[Collection entries]
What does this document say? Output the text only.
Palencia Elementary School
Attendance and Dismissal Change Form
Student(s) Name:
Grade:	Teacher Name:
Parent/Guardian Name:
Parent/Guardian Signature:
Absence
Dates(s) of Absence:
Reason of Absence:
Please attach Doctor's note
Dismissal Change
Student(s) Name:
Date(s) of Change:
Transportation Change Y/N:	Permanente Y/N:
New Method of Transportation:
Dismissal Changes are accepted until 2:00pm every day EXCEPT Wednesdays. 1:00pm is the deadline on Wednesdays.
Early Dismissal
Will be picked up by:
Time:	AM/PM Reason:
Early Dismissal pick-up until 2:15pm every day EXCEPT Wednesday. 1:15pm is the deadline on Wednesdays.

▸ **Instructions for the task**
Determine how many lines of the records above contain the word "Name", and report only that number.

▸ **Exercise solution**
4